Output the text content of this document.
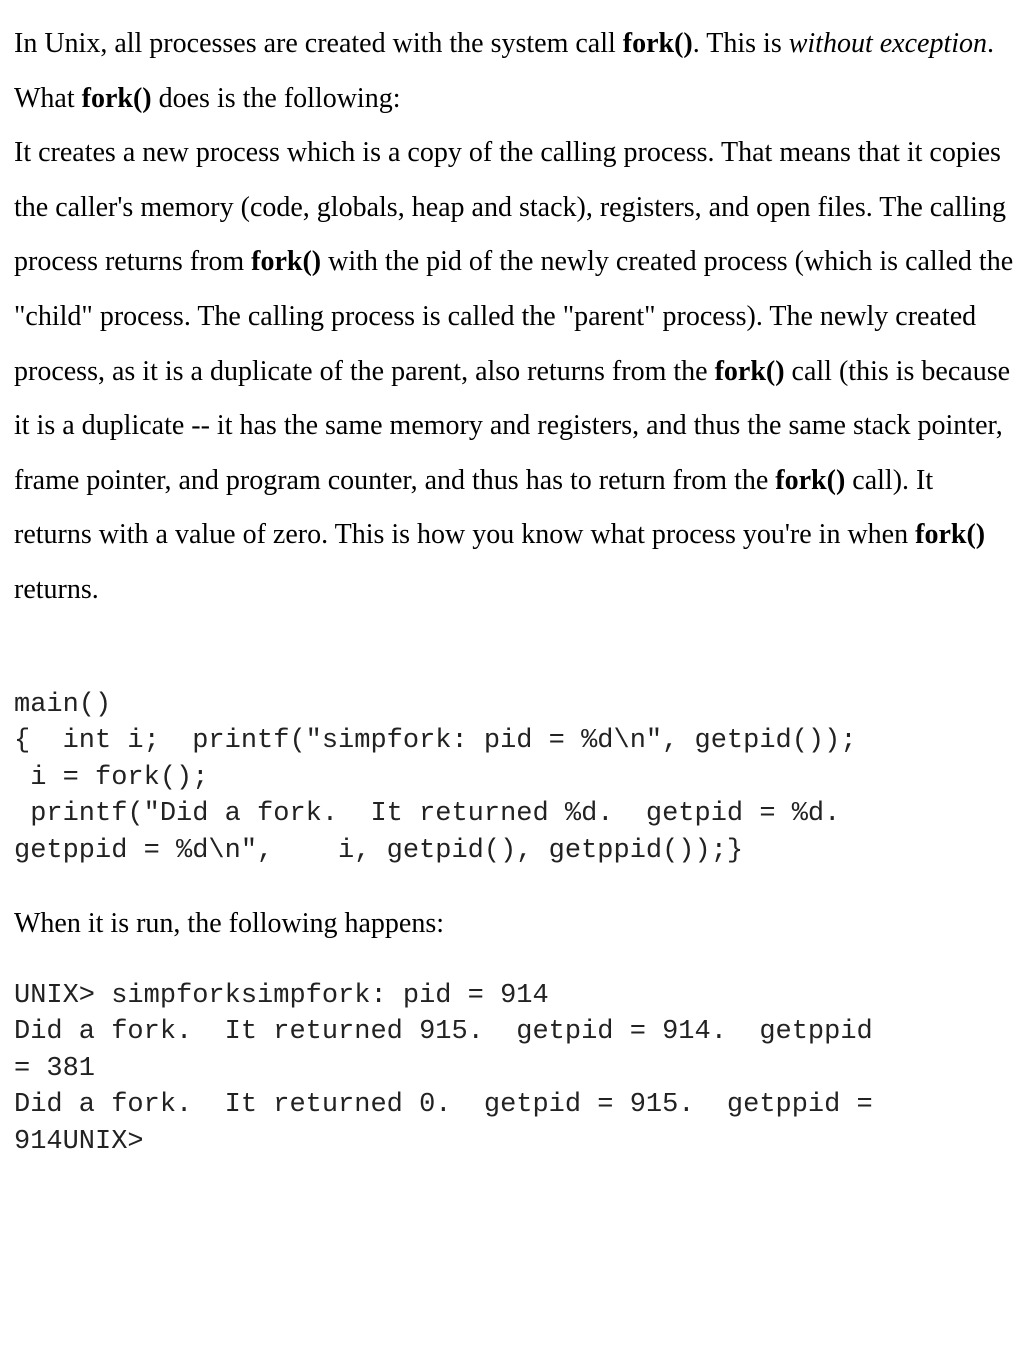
In Unix, all processes are created with the system call fork(). This is without exception. What fork() does is the following:

It creates a new process which is a copy of the calling process. That means that it copies the caller's memory (code, globals, heap and stack), registers, and open files. The calling process returns from fork() with the pid of the newly created process (which is called the "child" process. The calling process is called the "parent" process). The newly created process, as it is a duplicate of the parent, also returns from the fork() call (this is because it is a duplicate -- it has the same memory and registers, and thus the same stack pointer, frame pointer, and program counter, and thus has to return from the fork() call). It returns with a value of zero. This is how you know what process you're in when fork() returns.

main()
{  int i;  printf("simpfork: pid = %d\n", getpid());
i = fork();
printf("Did a fork.  It returned %d.  getpid = %d.
getppid = %d\n",    i, getpid(), getppid());}

When it is run, the following happens:

UNIX> simpforksimpfork: pid = 914
Did a fork.  It returned 915.  getpid = 914.  getppid
= 381
Did a fork.  It returned 0.  getpid = 915.  getppid =
914UNIX>
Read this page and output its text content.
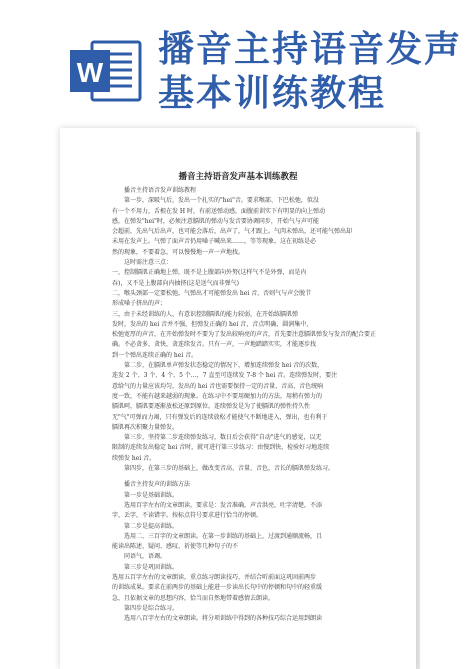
W
播音主持语音发声
基本训练教程
播音主持语音发声基本训练教程
播音主持语音发声训练教程
第一步，深吸气后，发出一个扎实的"hei"音。要求喉部、下巴松弛，似没
有一个不用力，舌根在发 H 时，有前送弹动感，面腹前训实下有明显的向上弹动
感，在弹发"hei"时，必须注意膈肌的弹动与发音要协调同步，开始气与声可能
会超前，先出气后出声，也可能会落后，出声了，气才跟上。气肉未弹出，还可能气弹出却
未用在发声上。气弹了面声音仍用嗓子喊出来……，等等现象。这在初练是必
然的现象，不要着急，可以慢慢地一声一声地找。
这时需注意三点：
一，控制膈肌正确地上弹，既不是上腹部向外努(这样气不是外弹，而是内
吞)，又不是上腹部向内抽挤(这是送气而非弹气)
二，喉头颈部一定要松弛，气弹出才可能弹发出 hei 音，否则气与声会脱节
形成嗓子挤出的声；
三，由于未经训练的人，有意识控制膈肌的能力较弱，在开始练膈肌弹
发时，发出的 hei 音并不强，但弹发正确的 hei 音，音点明确、圆润集中，
松弛宽厚的声音，在开始弹发时不要为了发出较响亮的声音，首先要注意膈肌弹发与发音的配合要正
确。不必贪多，贪快，贪连续发音。只有一声，一声地踏踏实实，才能逐步找
到一个弹出连续正确的 hei 音。
第二步，在膈肌单声弹发状态稳定的情况下，增加连续弹发 hei 音的次数，
连发 2 个、3 个、4 个、5 个…，7 直至可连续发 7-8 个 hei 音。连续弹发时，要注
意给气的力量应该均匀，发出的 hei 音也需要保持一定的音量、音高、音色统响
度一致，不能有越来越弱的现象。在练习中不要用硬加力的方法，用稍有弹力的
膈肌呵，膈肌要逐渐放松还原到原位。连续弹发是为了使膈肌的弹性持久性
无"气"可弹而力竭，只有弹发后的连续放松才能使气不断地进入，弹出，也有利于
膈肌再次积聚力量弹发。
第三步，坚持第二步连续弹发练习，数日后会获得"自动"进气的感觉，以无
限制的连续发出稳定 hei 音时，就可进行第三步练习：由慢到快，检验好习地连续
续弹发 hei 音。
第四步，在第三步的基础上，做改变音高、音量、音色，音长的膈肌弹发练习。
播音主持发声的训练方法
第一步是基础训练。
选用百字左右的文章朗读。要求是：发音准确，声音洪亮，吐字清楚，不添
字，丢字，不读错字。按标点符号要求进行恰当的停顿。
第二步是提高训练。
选用二、三百字的文章朗读。在第一步训练的基础上，过渡到通顺流畅，且
能读出陈述、疑问、感叹、祈使等几种句子的不
同语气，语调。
第三步是巩固训练。
选用五百字左右的文章朗读，重点练习朗读技巧，并结合听前面这巩固前两步
的训练成果。要求在前两步的基础上能进一步读出长句中的停顿和句中的轻重缓
急，且依据文章的思想内容，恰当而自然地带着感情去朗读。
第四步是综合练习。
选用八百字左右的文章朗读。将分项训练中得到的各种技巧综合运用到朗读
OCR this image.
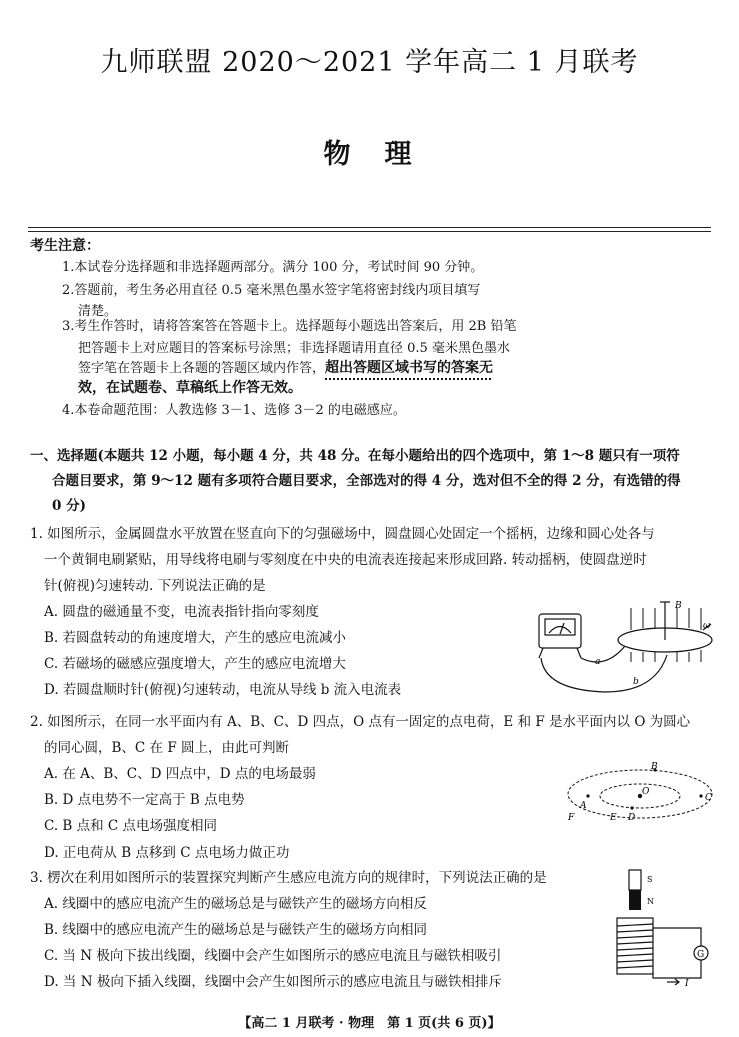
九师联盟 2020～2021 学年高二 1 月联考
物理
考生注意：
1.本试卷分选择题和非选择题两部分。满分 100 分，考试时间 90 分钟。
2.答题前，考生务必用直径 0.5 毫米黑色墨水签字笔将密封线内项目填写
清楚。
3.考生作答时，请将答案答在答题卡上。选择题每小题选出答案后，用 2B 铅笔
把答题卡上对应题目的答案标号涂黑；非选择题请用直径 0.5 毫米黑色墨水
签字笔在答题卡上各题的答题区域内作答，超出答题区域书写的答案无
效，在试题卷、草稿纸上作答无效。
4.本卷命题范围：人教选修 3－1、选修 3－2 的电磁感应。
一、选择题(本题共 12 小题，每小题 4 分，共 48 分。在每小题给出的四个选项中，第 1～8 题只有一项符
合题目要求，第 9～12 题有多项符合题目要求，全部选对的得 4 分，选对但不全的得 2 分，有选错的得
0 分)
1. 如图所示，金属圆盘水平放置在竖直向下的匀强磁场中，圆盘圆心处固定一个摇柄，边缘和圆心处各与
一个黄铜电刷紧贴，用导线将电刷与零刻度在中央的电流表连接起来形成回路. 转动摇柄，使圆盘逆时
针(俯视)匀速转动. 下列说法正确的是
A. 圆盘的磁通量不变，电流表指针指向零刻度
B. 若圆盘转动的角速度增大，产生的感应电流减小
C. 若磁场的磁感应强度增大，产生的感应电流增大
D. 若圆盘顺时针(俯视)匀速转动，电流从导线 b 流入电流表
B
ω
a
b
2. 如图所示，在同一水平面内有 A、B、C、D 四点，O 点有一固定的点电荷，E 和 F 是水平面内以 O 为圆心
的同心圆，B、C 在 F 圆上，由此可判断
A. 在 A、B、C、D 四点中，D 点的电场最弱
B. D 点电势不一定高于 B 点电势
C. B 点和 C 点电场强度相同
D. 正电荷从 B 点移到 C 点电场力做正功
B
A
O
C
F	E D
3. 楞次在利用如图所示的装置探究判断产生感应电流方向的规律时，下列说法正确的是
A. 线圈中的感应电流产生的磁场总是与磁铁产生的磁场方向相反
B. 线圈中的感应电流产生的磁场总是与磁铁产生的磁场方向相同
C. 当 N 极向下拔出线圈，线圈中会产生如图所示的感应电流且与磁铁相吸引
D. 当 N 极向下插入线圈，线圈中会产生如图所示的感应电流且与磁铁相排斥
S
N
G
I
【高二 1 月联考 · 物理　第 1 页(共 6 页)】
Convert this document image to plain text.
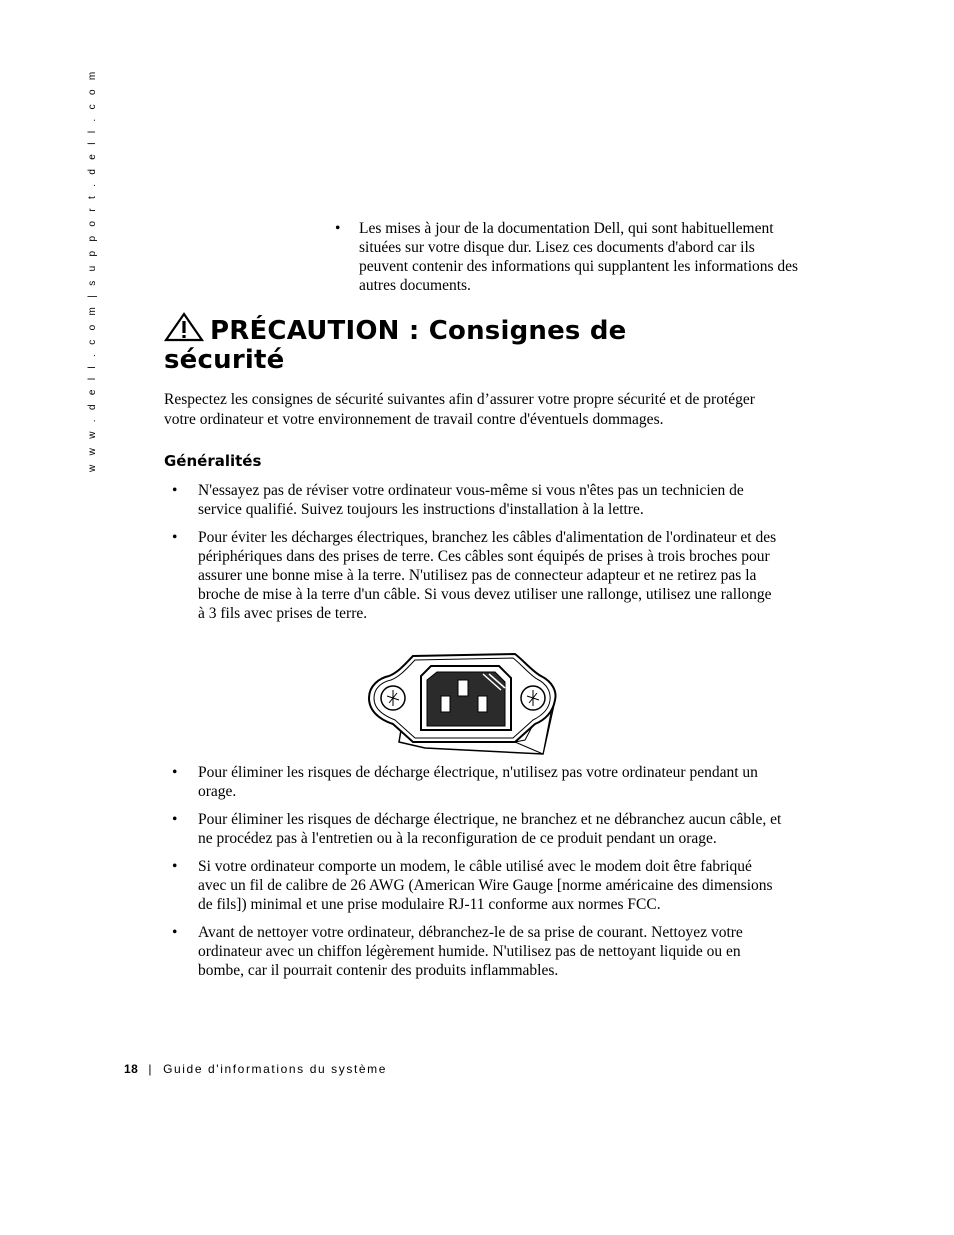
w w w . d e l l . c o m | s u p p o r t . d e l l . c o m	• Les mises à jour de la documentation Dell, qui sont habituellement situées sur votre disque dur. Lisez ces documents d'abord car ils peuvent contenir des informations qui supplantent les informations des autres documents.
PRÉCAUTION : Consignes de
sécurité
Respectez les consignes de sécurité suivantes afin d’assurer votre propre sécurité et de protéger votre ordinateur et votre environnement de travail contre d'éventuels dommages.
Généralités
• N'essayez pas de réviser votre ordinateur vous-même si vous n'êtes pas un technicien de service qualifié. Suivez toujours les instructions d'installation à la lettre.
• Pour éviter les décharges électriques, branchez les câbles d'alimentation de l'ordinateur et des périphériques dans des prises de terre. Ces câbles sont équipés de prises à trois broches pour assurer une bonne mise à la terre. N'utilisez pas de connecteur adapteur et ne retirez pas la broche de mise à la terre d'un câble. Si vous devez utiliser une rallonge, utilisez une rallonge à 3 fils avec prises de terre.
• Pour éliminer les risques de décharge électrique, n'utilisez pas votre ordinateur pendant un orage.
• Pour éliminer les risques de décharge électrique, ne branchez et ne débranchez aucun câble, et ne procédez pas à l'entretien ou à la reconfiguration de ce produit pendant un orage.
• Si votre ordinateur comporte un modem, le câble utilisé avec le modem doit être fabriqué avec un fil de calibre de 26 AWG (American Wire Gauge [norme américaine des dimensions de fils]) minimal et une prise modulaire RJ-11 conforme aux normes FCC.
• Avant de nettoyer votre ordinateur, débranchez-le de sa prise de courant. Nettoyez votre ordinateur avec un chiffon légèrement humide. N'utilisez pas de nettoyant liquide ou en bombe, car il pourrait contenir des produits inflammables.
18 | Guide d'informations du système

• • • • • • •

** What to work on **
Say how many lines include the word "printf"; reply with the number alone.

** Response below **
2